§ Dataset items
——————————

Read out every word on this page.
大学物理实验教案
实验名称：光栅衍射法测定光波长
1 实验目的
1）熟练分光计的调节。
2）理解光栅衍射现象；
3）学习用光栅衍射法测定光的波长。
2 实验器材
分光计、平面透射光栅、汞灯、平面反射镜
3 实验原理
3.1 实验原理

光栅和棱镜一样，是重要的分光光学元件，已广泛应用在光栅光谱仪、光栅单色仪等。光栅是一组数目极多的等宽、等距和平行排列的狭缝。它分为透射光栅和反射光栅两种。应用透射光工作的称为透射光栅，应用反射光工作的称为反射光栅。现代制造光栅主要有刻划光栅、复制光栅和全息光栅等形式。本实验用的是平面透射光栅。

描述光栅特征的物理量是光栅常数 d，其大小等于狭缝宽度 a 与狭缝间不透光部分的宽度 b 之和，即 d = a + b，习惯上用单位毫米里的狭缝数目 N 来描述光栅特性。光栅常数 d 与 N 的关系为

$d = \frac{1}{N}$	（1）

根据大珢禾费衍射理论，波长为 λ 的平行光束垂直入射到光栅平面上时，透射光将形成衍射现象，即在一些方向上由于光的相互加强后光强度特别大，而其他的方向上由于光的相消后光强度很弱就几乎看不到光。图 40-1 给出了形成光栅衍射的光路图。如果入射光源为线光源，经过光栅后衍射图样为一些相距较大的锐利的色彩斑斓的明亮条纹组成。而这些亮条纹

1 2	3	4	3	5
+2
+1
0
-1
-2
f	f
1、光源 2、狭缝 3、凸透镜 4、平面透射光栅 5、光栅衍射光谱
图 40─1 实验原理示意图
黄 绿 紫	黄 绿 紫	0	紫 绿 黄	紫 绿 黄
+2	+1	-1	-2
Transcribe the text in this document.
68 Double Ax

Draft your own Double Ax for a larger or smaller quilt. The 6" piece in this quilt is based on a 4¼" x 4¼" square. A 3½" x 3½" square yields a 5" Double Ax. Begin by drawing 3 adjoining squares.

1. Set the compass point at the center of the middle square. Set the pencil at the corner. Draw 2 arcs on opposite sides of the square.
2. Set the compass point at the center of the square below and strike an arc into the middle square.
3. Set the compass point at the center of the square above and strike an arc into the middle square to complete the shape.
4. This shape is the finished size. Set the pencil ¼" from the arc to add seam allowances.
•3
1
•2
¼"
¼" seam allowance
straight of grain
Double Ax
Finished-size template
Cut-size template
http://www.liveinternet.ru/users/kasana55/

——————————

§ YOUR GOAL
Restate the data above word for word, please.

§ REPLY TO THE TASK
Read out every word on this page.
大学物理实验教案
实验名称：光栅衍射法测定光波长
1 实验目的
1）熟练分光计的调节。
2）理解光栅衍射现象；
3）学习用光栅衍射法测定光的波长。
2 实验器材
分光计、平面透射光栅、汞灯、平面反射镜
3 实验原理
3.1 实验原理

光栅和棱镜一样，是重要的分光光学元件，已广泛应用在光栅光谱仪、光栅单色仪等。光栅是一组数目极多的等宽、等距和平行排列的狭缝。它分为透射光栅和反射光栅两种。应用透射光工作的称为透射光栅，应用反射光工作的称为反射光栅。现代制造光栅主要有刻划光栅、复制光栅和全息光栅等形式。本实验用的是平面透射光栅。

描述光栅特征的物理量是光栅常数 d，其大小等于狭缝宽度 a 与狭缝间不透光部分的宽度 b 之和，即 d = a + b，习惯上用单位毫米里的狭缝数目 N 来描述光栅特性。光栅常数 d 与 N 的关系为

$d = \frac{1}{N}$	（1）

根据大珢禾费衍射理论，波长为 λ 的平行光束垂直入射到光栅平面上时，透射光将形成衍射现象，即在一些方向上由于光的相互加强后光强度特别大，而其他的方向上由于光的相消后光强度很弱就几乎看不到光。图 40-1 给出了形成光栅衍射的光路图。如果入射光源为线光源，经过光栅后衍射图样为一些相距较大的锐利的色彩斑斓的明亮条纹组成。而这些亮条纹

1 2	3	4	3	5
+2
+1
0
-1
-2
f	f
1、光源 2、狭缝 3、凸透镜 4、平面透射光栅 5、光栅衍射光谱
图 40─1 实验原理示意图
黄 绿 紫	黄 绿 紫	0	紫 绿 黄	紫 绿 黄
+2	+1	-1	-2
Transcribe the text in this document.
68 Double Ax

Draft your own Double Ax for a larger or smaller quilt. The 6" piece in this quilt is based on a 4¼" x 4¼" square. A 3½" x 3½" square yields a 5" Double Ax. Begin by drawing 3 adjoining squares.

1. Set the compass point at the center of the middle square. Set the pencil at the corner. Draw 2 arcs on opposite sides of the square.
2. Set the compass point at the center of the square below and strike an arc into the middle square.
3. Set the compass point at the center of the square above and strike an arc into the middle square to complete the shape.
4. This shape is the finished size. Set the pencil ¼" from the arc to add seam allowances.
•3
1
•2
¼"
¼" seam allowance
straight of grain
Double Ax
Finished-size template
Cut-size template
http://www.liveinternet.ru/users/kasana55/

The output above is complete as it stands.